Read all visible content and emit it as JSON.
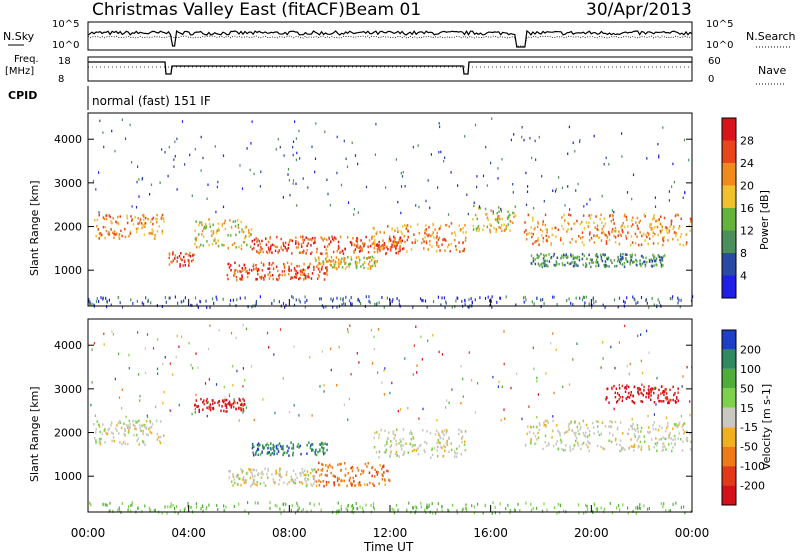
{
  "header": {
    "station": "Christmas Valley East (fitACF)",
    "beam": "Beam 01",
    "date": "30/Apr/2013"
  },
  "noise_panel": {
    "left_label": "N.Sky",
    "right_label": "N.Search",
    "left_ticks": [
      "10^5",
      "10^0"
    ],
    "right_ticks": [
      "10^5",
      "10^0"
    ]
  },
  "freq_panel": {
    "left_label_1": "Freq.",
    "left_label_2": "[MHz]",
    "left_ticks": [
      "18",
      "8"
    ],
    "right_label": "Nave",
    "right_ticks": [
      "60",
      "0"
    ]
  },
  "cpid": {
    "label": "CPID",
    "value": "normal (fast) 151 IF"
  },
  "x_axis": {
    "label": "Time UT",
    "ticks": [
      "00:00",
      "04:00",
      "08:00",
      "12:00",
      "16:00",
      "20:00",
      "00:00"
    ]
  },
  "power_panel": {
    "ylabel": "Slant Range [km]",
    "yticks": [
      "1000",
      "2000",
      "3000",
      "4000"
    ],
    "colorbar_label": "Power [dB]",
    "colorbar_ticks": [
      "4",
      "8",
      "12",
      "16",
      "20",
      "24",
      "28"
    ],
    "colors": [
      "#1f1fe6",
      "#2a4aa8",
      "#4b8f5a",
      "#64b43c",
      "#f2c12e",
      "#f08a1c",
      "#e8451a",
      "#d9141a"
    ]
  },
  "velocity_panel": {
    "ylabel": "Slant Range [km]",
    "yticks": [
      "1000",
      "2000",
      "3000",
      "4000"
    ],
    "colorbar_label": "Velocity [m s-1]",
    "colorbar_ticks": [
      "200",
      "100",
      "50",
      "15",
      "-15",
      "-50",
      "-100",
      "-200"
    ],
    "colors": [
      "#1d3fc8",
      "#2f8a62",
      "#4fae3a",
      "#7ed14a",
      "#c8c8c0",
      "#f0b020",
      "#f07a18",
      "#e23a18",
      "#d4101a"
    ]
  },
  "chart_data": {
    "type": "heatmap",
    "x_range_hours": [
      0,
      24
    ],
    "y_range_km": [
      180,
      4600
    ],
    "power_bands": [
      {
        "t0": 0.2,
        "t1": 3.0,
        "r0": 1750,
        "r1": 2300,
        "db": 24
      },
      {
        "t0": 3.2,
        "t1": 4.2,
        "r0": 1100,
        "r1": 1450,
        "db": 26
      },
      {
        "t0": 4.2,
        "t1": 6.5,
        "r0": 1500,
        "r1": 2200,
        "db": 20
      },
      {
        "t0": 5.5,
        "t1": 9.5,
        "r0": 800,
        "r1": 1200,
        "db": 28
      },
      {
        "t0": 6.5,
        "t1": 12.5,
        "r0": 1400,
        "r1": 1800,
        "db": 26
      },
      {
        "t0": 9.0,
        "t1": 11.5,
        "r0": 1050,
        "r1": 1350,
        "db": 18
      },
      {
        "t0": 11.3,
        "t1": 15.0,
        "r0": 1450,
        "r1": 2100,
        "db": 22
      },
      {
        "t0": 15.2,
        "t1": 17.0,
        "r0": 1900,
        "r1": 2500,
        "db": 20
      },
      {
        "t0": 17.3,
        "t1": 24.0,
        "r0": 1600,
        "r1": 2300,
        "db": 24
      },
      {
        "t0": 17.5,
        "t1": 23.0,
        "r0": 1100,
        "r1": 1400,
        "db": 12
      }
    ],
    "velocity_bands": [
      {
        "t0": 0.2,
        "t1": 3.0,
        "r0": 1750,
        "r1": 2300,
        "v": 0
      },
      {
        "t0": 4.2,
        "t1": 6.2,
        "r0": 2500,
        "r1": 2800,
        "v": -200
      },
      {
        "t0": 6.5,
        "t1": 9.5,
        "r0": 1500,
        "r1": 1800,
        "v": 100
      },
      {
        "t0": 9.0,
        "t1": 12.0,
        "r0": 800,
        "r1": 1350,
        "v": -50
      },
      {
        "t0": 5.5,
        "t1": 9.0,
        "r0": 800,
        "r1": 1200,
        "v": 0
      },
      {
        "t0": 11.3,
        "t1": 15.0,
        "r0": 1450,
        "r1": 2100,
        "v": 0
      },
      {
        "t0": 17.3,
        "t1": 24.0,
        "r0": 1600,
        "r1": 2300,
        "v": 0
      },
      {
        "t0": 20.5,
        "t1": 23.5,
        "r0": 2700,
        "r1": 3100,
        "v": -200
      }
    ]
  }
}
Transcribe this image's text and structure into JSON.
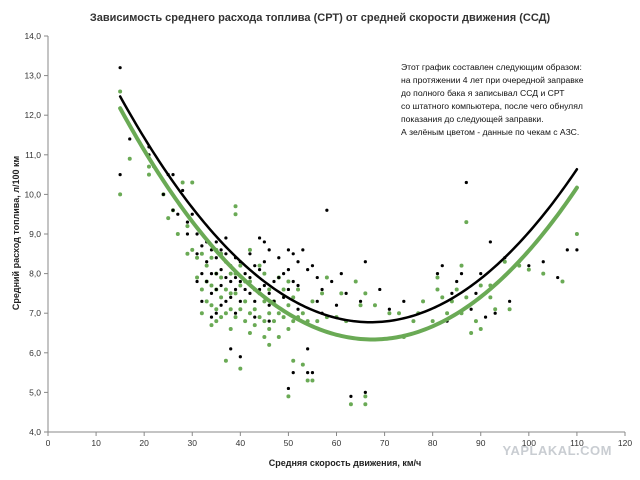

What you are asked to do
Reproduce the material in full, word for word, and omit the pictures.

Worked solution
Read all visible content and emit it as JSON.
{
  "header": {
    "station": "Christmas Valley East (fitACF)",
    "beam": "Beam 01",
    "date": "30/Apr/2013"
  },
  "noise_panel": {
    "left_label": "N.Sky",
    "right_label": "N.Search",
    "left_ticks": [
      "10^5",
      "10^0"
    ],
    "right_ticks": [
      "10^5",
      "10^0"
    ]
  },
  "freq_panel": {
    "left_label_1": "Freq.",
    "left_label_2": "[MHz]",
    "left_ticks": [
      "18",
      "8"
    ],
    "right_label": "Nave",
    "right_ticks": [
      "60",
      "0"
    ]
  },
  "cpid": {
    "label": "CPID",
    "value": "normal (fast) 151 IF"
  },
  "x_axis": {
    "label": "Time UT",
    "ticks": [
      "00:00",
      "04:00",
      "08:00",
      "12:00",
      "16:00",
      "20:00",
      "00:00"
    ]
  },
  "power_panel": {
    "ylabel": "Slant Range [km]",
    "yticks": [
      "1000",
      "2000",
      "3000",
      "4000"
    ],
    "colorbar_label": "Power [dB]",
    "colorbar_ticks": [
      "4",
      "8",
      "12",
      "16",
      "20",
      "24",
      "28"
    ],
    "colors": [
      "#1f1fe6",
      "#2a4aa8",
      "#4b8f5a",
      "#64b43c",
      "#f2c12e",
      "#f08a1c",
      "#e8451a",
      "#d9141a"
    ]
  },
  "velocity_panel": {
    "ylabel": "Slant Range [km]",
    "yticks": [
      "1000",
      "2000",
      "3000",
      "4000"
    ],
    "colorbar_label": "Velocity [m s-1]",
    "colorbar_ticks": [
      "200",
      "100",
      "50",
      "15",
      "-15",
      "-50",
      "-100",
      "-200"
    ],
    "colors": [
      "#1d3fc8",
      "#2f8a62",
      "#4fae3a",
      "#7ed14a",
      "#c8c8c0",
      "#f0b020",
      "#f07a18",
      "#e23a18",
      "#d4101a"
    ]
  },
  "chart_data": {
    "type": "heatmap",
    "x_range_hours": [
      0,
      24
    ],
    "y_range_km": [
      180,
      4600
    ],
    "power_bands": [
      {
        "t0": 0.2,
        "t1": 3.0,
        "r0": 1750,
        "r1": 2300,
        "db": 24
      },
      {
        "t0": 3.2,
        "t1": 4.2,
        "r0": 1100,
        "r1": 1450,
        "db": 26
      },
      {
        "t0": 4.2,
        "t1": 6.5,
        "r0": 1500,
        "r1": 2200,
        "db": 20
      },
      {
        "t0": 5.5,
        "t1": 9.5,
        "r0": 800,
        "r1": 1200,
        "db": 28
      },
      {
        "t0": 6.5,
        "t1": 12.5,
        "r0": 1400,
        "r1": 1800,
        "db": 26
      },
      {
        "t0": 9.0,
        "t1": 11.5,
        "r0": 1050,
        "r1": 1350,
        "db": 18
      },
      {
        "t0": 11.3,
        "t1": 15.0,
        "r0": 1450,
        "r1": 2100,
        "db": 22
      },
      {
        "t0": 15.2,
        "t1": 17.0,
        "r0": 1900,
        "r1": 2500,
        "db": 20
      },
      {
        "t0": 17.3,
        "t1": 24.0,
        "r0": 1600,
        "r1": 2300,
        "db": 24
      },
      {
        "t0": 17.5,
        "t1": 23.0,
        "r0": 1100,
        "r1": 1400,
        "db": 12
      }
    ],
    "velocity_bands": [
      {
        "t0": 0.2,
        "t1": 3.0,
        "r0": 1750,
        "r1": 2300,
        "v": 0
      },
      {
        "t0": 4.2,
        "t1": 6.2,
        "r0": 2500,
        "r1": 2800,
        "v": -200
      },
      {
        "t0": 6.5,
        "t1": 9.5,
        "r0": 1500,
        "r1": 1800,
        "v": 100
      },
      {
        "t0": 9.0,
        "t1": 12.0,
        "r0": 800,
        "r1": 1350,
        "v": -50
      },
      {
        "t0": 5.5,
        "t1": 9.0,
        "r0": 800,
        "r1": 1200,
        "v": 0
      },
      {
        "t0": 11.3,
        "t1": 15.0,
        "r0": 1450,
        "r1": 2100,
        "v": 0
      },
      {
        "t0": 17.3,
        "t1": 24.0,
        "r0": 1600,
        "r1": 2300,
        "v": 0
      },
      {
        "t0": 20.5,
        "t1": 23.5,
        "r0": 2700,
        "r1": 3100,
        "v": -200
      }
    ]
  }
}
Transcribe this image's text and structure into JSON.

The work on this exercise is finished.